Data supplied:
○ ○ ○ ○ ○
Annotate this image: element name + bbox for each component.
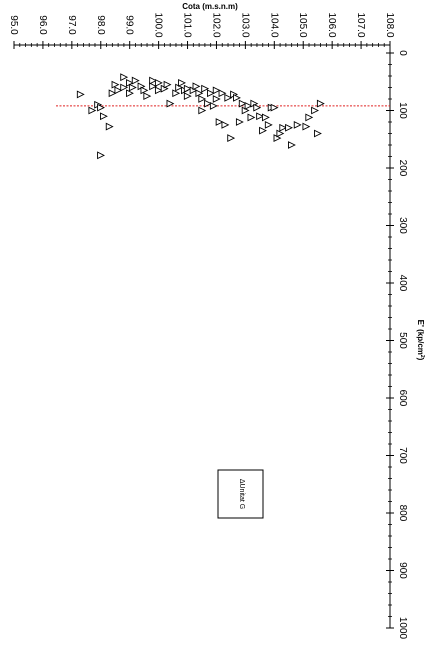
○ ○ ○ ○ ○
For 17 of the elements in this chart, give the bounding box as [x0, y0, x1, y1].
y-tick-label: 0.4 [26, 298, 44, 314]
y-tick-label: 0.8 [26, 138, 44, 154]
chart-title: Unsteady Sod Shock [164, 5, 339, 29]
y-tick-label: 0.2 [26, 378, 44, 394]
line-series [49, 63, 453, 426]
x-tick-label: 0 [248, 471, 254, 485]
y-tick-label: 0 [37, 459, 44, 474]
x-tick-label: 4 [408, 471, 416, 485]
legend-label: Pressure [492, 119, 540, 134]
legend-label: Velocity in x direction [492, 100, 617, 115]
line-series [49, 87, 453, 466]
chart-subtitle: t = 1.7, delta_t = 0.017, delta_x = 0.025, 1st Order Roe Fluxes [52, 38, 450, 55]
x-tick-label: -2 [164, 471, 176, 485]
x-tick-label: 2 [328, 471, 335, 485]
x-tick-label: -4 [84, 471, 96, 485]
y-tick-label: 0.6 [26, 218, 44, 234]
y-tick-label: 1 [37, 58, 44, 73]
○ ○ ○ ○ ○
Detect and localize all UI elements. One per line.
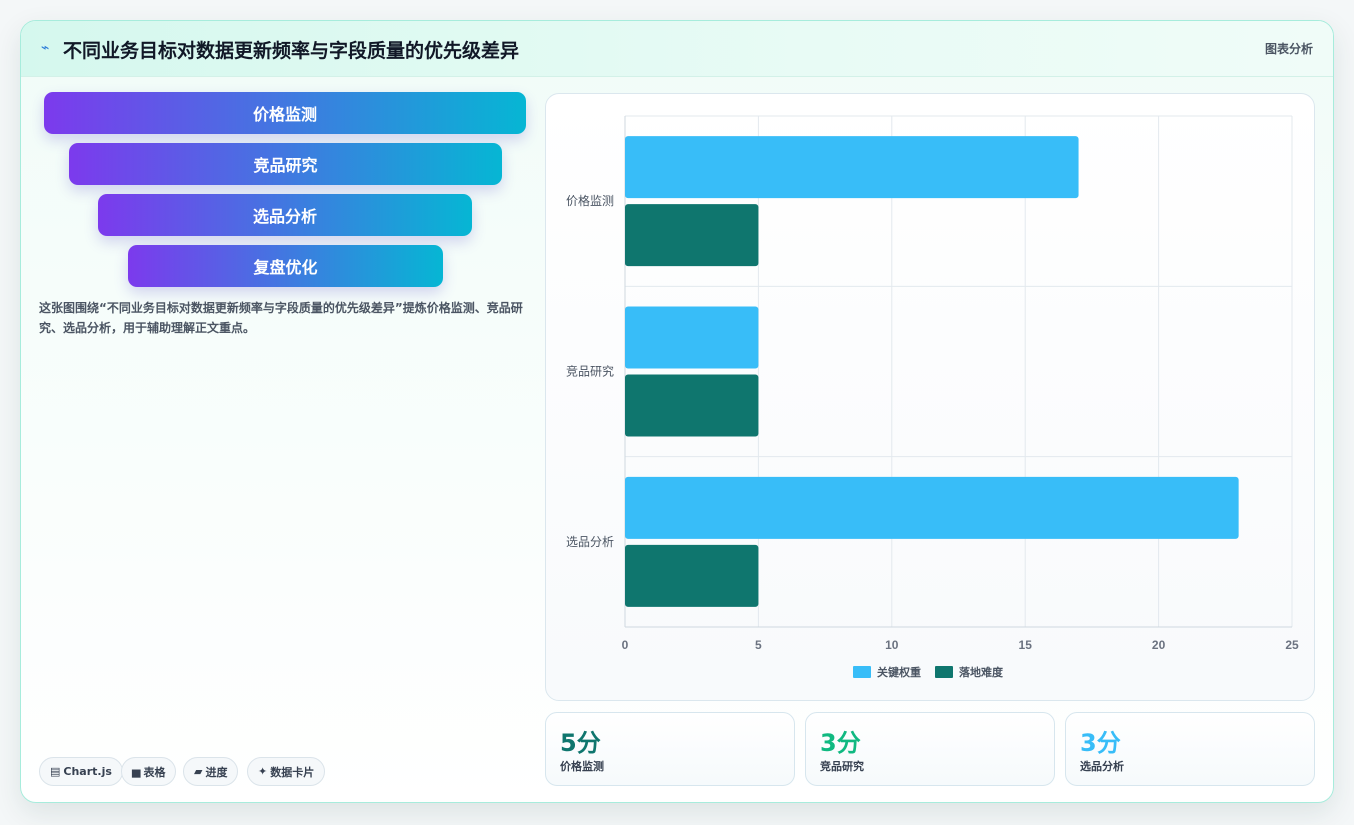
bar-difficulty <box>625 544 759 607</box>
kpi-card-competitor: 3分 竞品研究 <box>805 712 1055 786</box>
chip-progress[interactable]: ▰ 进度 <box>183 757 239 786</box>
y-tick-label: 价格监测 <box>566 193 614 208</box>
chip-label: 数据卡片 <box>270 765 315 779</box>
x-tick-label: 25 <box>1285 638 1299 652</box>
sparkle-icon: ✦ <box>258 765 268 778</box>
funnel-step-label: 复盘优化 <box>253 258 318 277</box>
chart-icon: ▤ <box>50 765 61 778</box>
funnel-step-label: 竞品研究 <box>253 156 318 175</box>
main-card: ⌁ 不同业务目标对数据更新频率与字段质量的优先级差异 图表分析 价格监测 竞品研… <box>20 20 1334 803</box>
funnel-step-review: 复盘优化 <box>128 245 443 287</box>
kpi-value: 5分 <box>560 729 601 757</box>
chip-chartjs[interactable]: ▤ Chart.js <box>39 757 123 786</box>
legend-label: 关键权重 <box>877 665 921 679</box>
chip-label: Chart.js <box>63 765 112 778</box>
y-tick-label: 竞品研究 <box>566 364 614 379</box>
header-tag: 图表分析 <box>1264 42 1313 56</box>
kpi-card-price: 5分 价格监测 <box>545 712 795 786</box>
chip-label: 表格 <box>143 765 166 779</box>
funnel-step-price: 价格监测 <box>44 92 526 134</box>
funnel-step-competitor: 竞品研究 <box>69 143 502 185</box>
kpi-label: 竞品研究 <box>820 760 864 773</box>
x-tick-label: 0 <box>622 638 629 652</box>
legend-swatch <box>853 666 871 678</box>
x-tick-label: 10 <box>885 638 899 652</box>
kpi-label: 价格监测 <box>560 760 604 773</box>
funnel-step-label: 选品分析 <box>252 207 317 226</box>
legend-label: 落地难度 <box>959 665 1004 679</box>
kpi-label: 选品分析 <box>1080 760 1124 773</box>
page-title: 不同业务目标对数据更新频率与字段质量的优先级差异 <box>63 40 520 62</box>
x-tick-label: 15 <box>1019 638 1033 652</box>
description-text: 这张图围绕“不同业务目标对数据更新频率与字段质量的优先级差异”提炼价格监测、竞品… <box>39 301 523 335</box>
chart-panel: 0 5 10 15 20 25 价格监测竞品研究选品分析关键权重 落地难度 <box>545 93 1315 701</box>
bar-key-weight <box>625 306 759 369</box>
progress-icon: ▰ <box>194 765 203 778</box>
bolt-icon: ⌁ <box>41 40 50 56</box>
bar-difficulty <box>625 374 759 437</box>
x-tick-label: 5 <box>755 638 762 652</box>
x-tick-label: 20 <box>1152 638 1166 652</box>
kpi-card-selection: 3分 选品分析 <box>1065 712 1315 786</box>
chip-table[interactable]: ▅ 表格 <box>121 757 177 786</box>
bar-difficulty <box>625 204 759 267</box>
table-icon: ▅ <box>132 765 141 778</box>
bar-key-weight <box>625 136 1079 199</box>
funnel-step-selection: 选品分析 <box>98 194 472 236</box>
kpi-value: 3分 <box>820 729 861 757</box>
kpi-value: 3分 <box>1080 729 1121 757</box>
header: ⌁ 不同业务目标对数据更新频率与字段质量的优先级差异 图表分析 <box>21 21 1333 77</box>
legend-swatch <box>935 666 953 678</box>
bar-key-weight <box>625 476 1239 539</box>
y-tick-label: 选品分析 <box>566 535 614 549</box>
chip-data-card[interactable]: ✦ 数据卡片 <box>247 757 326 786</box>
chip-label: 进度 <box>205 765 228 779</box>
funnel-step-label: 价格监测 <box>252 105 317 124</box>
○ ○ ○ ○ ○
Your instructions:
Reproduce the entries starting at the line containing "For 17 of the" and ending at the line containing "y-tick-label: 0.6 [26, 218, 44, 234]", replacing "line-series" with "plot-line" and leaving everything else unchanged.

Written response:
For 17 of the elements in this chart, give the bounding box as [x0, y0, x1, y1].
y-tick-label: 0.4 [26, 298, 44, 314]
y-tick-label: 0.8 [26, 138, 44, 154]
chart-title: Unsteady Sod Shock [164, 5, 339, 29]
y-tick-label: 0.2 [26, 378, 44, 394]
plot-line [49, 63, 453, 426]
x-tick-label: 0 [248, 471, 254, 485]
y-tick-label: 0 [37, 459, 44, 474]
x-tick-label: 4 [408, 471, 416, 485]
legend-label: Pressure [492, 119, 540, 134]
legend-label: Velocity in x direction [492, 100, 617, 115]
plot-line [49, 87, 453, 466]
chart-subtitle: t = 1.7, delta_t = 0.017, delta_x = 0.025, 1st Order Roe Fluxes [52, 38, 450, 55]
x-tick-label: -2 [164, 471, 176, 485]
x-tick-label: 2 [328, 471, 335, 485]
x-tick-label: -4 [84, 471, 96, 485]
y-tick-label: 0.6 [26, 218, 44, 234]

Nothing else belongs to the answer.